Supplied information →
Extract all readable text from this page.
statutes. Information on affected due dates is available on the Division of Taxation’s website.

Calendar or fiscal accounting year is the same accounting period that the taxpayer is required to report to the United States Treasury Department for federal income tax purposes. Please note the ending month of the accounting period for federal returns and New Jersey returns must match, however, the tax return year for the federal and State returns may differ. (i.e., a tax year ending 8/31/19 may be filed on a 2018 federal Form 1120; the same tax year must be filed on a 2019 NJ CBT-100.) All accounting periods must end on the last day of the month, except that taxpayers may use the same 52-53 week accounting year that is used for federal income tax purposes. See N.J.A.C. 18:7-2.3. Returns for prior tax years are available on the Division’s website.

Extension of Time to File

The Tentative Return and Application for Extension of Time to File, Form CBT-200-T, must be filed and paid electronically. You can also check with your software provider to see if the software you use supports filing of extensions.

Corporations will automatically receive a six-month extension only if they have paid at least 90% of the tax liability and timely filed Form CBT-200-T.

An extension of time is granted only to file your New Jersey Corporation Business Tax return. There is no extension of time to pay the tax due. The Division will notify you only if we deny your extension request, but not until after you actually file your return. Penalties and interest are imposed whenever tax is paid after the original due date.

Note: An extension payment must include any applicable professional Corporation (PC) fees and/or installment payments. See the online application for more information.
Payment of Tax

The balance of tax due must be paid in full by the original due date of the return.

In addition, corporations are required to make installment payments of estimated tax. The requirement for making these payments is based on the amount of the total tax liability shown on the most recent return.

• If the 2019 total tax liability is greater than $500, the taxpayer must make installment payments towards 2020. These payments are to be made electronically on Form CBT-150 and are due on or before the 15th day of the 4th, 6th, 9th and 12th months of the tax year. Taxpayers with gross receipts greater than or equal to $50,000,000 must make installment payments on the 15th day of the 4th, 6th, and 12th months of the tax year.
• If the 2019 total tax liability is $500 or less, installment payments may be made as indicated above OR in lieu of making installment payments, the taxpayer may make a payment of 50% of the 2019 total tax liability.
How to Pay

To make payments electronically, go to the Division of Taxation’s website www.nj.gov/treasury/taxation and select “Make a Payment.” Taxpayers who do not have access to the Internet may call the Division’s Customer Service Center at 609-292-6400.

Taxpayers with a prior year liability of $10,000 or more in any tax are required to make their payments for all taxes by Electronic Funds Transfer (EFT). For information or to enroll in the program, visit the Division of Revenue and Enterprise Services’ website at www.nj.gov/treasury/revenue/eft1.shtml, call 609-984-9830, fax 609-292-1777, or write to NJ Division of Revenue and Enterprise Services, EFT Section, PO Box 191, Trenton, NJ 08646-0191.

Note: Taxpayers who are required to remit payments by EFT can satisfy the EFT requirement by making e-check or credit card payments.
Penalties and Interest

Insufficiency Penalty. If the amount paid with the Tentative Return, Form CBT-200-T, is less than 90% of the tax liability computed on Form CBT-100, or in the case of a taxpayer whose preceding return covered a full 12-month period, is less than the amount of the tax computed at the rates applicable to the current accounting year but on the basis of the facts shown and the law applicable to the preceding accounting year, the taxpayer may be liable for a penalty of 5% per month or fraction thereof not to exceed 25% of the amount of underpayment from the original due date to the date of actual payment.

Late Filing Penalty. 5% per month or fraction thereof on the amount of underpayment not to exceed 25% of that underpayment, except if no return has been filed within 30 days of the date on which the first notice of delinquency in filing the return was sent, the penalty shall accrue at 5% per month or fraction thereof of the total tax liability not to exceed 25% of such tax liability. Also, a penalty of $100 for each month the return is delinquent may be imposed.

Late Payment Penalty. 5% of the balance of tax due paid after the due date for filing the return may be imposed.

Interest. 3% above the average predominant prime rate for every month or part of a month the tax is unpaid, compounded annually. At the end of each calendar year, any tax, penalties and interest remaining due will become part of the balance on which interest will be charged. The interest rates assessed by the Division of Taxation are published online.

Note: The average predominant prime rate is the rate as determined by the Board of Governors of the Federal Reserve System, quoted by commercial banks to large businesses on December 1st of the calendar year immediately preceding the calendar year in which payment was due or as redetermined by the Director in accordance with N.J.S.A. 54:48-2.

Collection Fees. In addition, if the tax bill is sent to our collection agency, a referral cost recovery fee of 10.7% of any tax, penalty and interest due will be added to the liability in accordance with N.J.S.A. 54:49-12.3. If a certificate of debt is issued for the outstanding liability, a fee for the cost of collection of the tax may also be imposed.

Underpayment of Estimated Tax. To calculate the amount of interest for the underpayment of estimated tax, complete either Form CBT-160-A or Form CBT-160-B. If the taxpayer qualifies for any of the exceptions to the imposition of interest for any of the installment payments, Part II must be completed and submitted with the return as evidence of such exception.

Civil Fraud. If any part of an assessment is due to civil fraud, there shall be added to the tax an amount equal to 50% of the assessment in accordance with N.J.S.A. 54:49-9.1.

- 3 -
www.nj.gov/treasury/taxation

Task description → Collect each line above holding the string "estimated".

Result for this exercise →
In addition, corporations are required to make installment payments of estimated tax. The requirement for making these payments is based on the amount of the total tax liability shown on the most recent return.
Underpayment of Estimated Tax. To calculate the amount of interest for the underpayment of estimated tax, complete either Form CBT-160-A or Form CBT-160-B. If the taxpayer qualifies for any of the exceptions to the imposition of interest for any of the installment payments, Part II must be completed and submitted with the return as evidence of such exception.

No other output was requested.